* [EXERCISE TASKS]
A. According to the MCI timings passage, which module do the S and M algorithms use to slice the original list?
B. List every action that the MCI timings passage attributes to the M algorithm.
C. Pick up the MCI timings passage after its final sentence and continue writing it.

* [PASSAGE]
********

MCI TIMINGS¶
Warning
This page is under construction, and thus the results should not be taken as a direct reference.
The ESIpy code provides an improved algorithm for the generation of permutations in the MCI calculation. ESI-3D used a Nested Summation Symbol (NSS) to compute all the ring connectivities. In ESIpy, two separate algorithms are used: S and M. Both algorithms only generate the (n-1)!/2 permutations of a given n-lenghted list for non-symmetric AOMs and (n-1)! for symmetric AOMs (i.e., Mulliken). In order to obtain the non-cyclic permutations, one approach computes the (n-1) cyclic permutations and appends the nth term, resulting in the non-cyclic ring connectivities. Moreover, due to the topology of the permutations, a factor of 2 is present if the first (n-1) elements of the list of length n are reversed. Hence, the algorithms check this reversability and gets rid of the \(2\) factor.
Both S and M perform slices of the original list using the itertools.islice module. The S algorithm computes the Iring for each permutatation, while the M separates them into different chunks as iterators. Then computes the MCI for each chunk and sums up all the MCIs. The storage of the slices as iterators allows for multiprocessing without memory requirements, although the speed-up is non-linear.

********

* [LISTING]
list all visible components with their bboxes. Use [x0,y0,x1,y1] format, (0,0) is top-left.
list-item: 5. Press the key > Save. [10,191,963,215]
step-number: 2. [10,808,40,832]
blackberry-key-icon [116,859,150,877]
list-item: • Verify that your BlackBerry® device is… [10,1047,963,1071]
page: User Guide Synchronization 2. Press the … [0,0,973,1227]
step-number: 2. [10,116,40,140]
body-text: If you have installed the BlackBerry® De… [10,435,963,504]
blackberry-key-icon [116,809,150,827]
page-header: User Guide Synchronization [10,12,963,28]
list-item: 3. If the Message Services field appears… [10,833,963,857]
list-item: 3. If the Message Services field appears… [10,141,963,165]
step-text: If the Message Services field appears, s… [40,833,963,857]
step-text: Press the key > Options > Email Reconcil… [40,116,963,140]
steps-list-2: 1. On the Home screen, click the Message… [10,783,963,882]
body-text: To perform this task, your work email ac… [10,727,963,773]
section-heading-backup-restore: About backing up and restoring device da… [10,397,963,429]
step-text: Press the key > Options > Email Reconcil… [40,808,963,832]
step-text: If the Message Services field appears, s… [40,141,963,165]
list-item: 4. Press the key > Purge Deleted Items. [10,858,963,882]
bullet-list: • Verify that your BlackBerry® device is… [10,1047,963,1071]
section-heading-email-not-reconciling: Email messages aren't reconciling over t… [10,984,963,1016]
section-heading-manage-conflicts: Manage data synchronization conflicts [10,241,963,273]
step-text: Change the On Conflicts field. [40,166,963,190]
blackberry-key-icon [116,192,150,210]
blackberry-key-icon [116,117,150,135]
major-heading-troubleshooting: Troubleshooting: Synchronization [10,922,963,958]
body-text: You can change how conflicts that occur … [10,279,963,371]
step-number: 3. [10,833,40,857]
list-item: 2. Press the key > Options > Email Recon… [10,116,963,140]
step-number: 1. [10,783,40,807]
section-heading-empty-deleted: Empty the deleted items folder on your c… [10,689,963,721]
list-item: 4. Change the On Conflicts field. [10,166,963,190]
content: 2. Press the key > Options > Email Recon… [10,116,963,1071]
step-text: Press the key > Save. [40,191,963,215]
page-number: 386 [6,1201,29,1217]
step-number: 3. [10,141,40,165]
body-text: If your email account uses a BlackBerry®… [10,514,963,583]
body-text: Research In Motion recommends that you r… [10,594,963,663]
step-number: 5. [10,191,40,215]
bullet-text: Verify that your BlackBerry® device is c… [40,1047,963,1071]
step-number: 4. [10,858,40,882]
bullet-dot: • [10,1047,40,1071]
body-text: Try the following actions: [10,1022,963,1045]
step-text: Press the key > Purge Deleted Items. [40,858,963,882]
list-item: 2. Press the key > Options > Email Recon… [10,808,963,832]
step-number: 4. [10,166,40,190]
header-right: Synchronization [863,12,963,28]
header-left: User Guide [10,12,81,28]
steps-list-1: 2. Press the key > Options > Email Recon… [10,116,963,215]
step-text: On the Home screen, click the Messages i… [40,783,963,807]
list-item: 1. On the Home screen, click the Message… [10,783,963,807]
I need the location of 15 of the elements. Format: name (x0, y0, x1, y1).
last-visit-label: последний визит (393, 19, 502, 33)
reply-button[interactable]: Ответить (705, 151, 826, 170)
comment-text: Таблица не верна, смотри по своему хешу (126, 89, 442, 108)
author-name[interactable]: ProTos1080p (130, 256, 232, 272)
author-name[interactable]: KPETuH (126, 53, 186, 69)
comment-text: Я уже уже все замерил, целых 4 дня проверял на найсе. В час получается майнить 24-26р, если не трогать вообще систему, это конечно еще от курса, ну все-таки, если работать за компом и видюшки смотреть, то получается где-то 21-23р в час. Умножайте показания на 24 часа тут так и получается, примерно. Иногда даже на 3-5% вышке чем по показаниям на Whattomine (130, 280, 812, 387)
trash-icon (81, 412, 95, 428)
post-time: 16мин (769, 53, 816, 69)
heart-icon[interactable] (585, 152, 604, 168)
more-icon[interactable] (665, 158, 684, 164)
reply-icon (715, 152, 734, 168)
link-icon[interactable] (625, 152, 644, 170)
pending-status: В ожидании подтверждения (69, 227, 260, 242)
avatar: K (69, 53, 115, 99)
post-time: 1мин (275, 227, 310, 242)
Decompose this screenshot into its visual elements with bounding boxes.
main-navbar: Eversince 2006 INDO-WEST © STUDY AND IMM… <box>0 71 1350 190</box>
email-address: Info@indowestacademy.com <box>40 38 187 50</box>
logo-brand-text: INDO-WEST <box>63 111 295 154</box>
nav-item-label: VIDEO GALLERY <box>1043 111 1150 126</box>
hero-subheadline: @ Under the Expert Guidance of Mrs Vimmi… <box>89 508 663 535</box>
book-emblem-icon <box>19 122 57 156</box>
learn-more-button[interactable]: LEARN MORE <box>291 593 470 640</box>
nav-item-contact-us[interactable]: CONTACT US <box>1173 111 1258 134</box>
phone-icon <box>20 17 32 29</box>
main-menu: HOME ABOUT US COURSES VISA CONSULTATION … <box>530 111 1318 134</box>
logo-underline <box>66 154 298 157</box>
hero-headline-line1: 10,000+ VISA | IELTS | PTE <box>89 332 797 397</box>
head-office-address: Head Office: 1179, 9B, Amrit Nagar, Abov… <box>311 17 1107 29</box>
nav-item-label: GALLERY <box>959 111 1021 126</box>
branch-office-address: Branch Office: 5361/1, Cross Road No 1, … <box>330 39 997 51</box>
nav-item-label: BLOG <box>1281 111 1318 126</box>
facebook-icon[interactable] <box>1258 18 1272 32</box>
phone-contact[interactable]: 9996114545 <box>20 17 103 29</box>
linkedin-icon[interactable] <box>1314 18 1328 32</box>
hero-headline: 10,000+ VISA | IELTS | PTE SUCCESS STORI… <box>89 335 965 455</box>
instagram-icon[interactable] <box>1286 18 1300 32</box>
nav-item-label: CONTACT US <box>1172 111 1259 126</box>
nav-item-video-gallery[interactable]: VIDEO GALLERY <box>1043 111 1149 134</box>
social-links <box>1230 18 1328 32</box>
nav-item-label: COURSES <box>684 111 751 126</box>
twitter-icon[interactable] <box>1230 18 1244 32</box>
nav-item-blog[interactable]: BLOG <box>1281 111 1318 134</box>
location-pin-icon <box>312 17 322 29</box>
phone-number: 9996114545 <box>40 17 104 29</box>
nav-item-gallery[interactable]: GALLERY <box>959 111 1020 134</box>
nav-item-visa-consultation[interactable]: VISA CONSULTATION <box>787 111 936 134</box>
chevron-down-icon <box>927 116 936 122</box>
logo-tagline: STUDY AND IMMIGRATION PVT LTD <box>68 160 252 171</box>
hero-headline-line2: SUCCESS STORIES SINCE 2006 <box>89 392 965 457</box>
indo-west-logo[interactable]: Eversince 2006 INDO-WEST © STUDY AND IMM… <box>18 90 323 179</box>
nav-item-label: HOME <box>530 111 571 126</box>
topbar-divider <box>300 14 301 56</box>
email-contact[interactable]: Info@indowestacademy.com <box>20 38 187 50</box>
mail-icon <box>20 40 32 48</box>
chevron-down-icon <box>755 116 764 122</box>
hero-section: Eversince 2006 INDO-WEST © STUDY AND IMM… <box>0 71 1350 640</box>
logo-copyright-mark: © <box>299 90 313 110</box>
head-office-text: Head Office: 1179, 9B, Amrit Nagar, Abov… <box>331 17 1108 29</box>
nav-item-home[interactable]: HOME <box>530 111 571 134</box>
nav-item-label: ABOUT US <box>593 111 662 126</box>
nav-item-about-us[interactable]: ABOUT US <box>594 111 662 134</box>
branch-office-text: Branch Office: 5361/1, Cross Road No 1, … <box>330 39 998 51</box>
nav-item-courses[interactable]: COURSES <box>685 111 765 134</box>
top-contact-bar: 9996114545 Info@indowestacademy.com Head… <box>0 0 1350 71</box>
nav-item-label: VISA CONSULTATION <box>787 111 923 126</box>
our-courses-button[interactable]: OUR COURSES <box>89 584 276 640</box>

********

* [OUTPUTS]
A. They use the itertools.islice module.

B.
- Performs slices of the original list using the itertools.islice module
- Separates the permutations into different chunks as iterators
- Computes the MCI for each chunk
- Sums up all the MCIs

C.
By default, ESIpy works on a single core unless specified otherwise in the num_threads variable (if it is not specified or it is equal to one). To use the other algorithm, M, set the variable to an integer greater than 1. The following tests have been performed by generating and computing the MCI for 35x35 AOMs (a [10]annulene molecule) in an Intel(R) Xeon(R) W-2123 CPU @ 3.60Hz) machine.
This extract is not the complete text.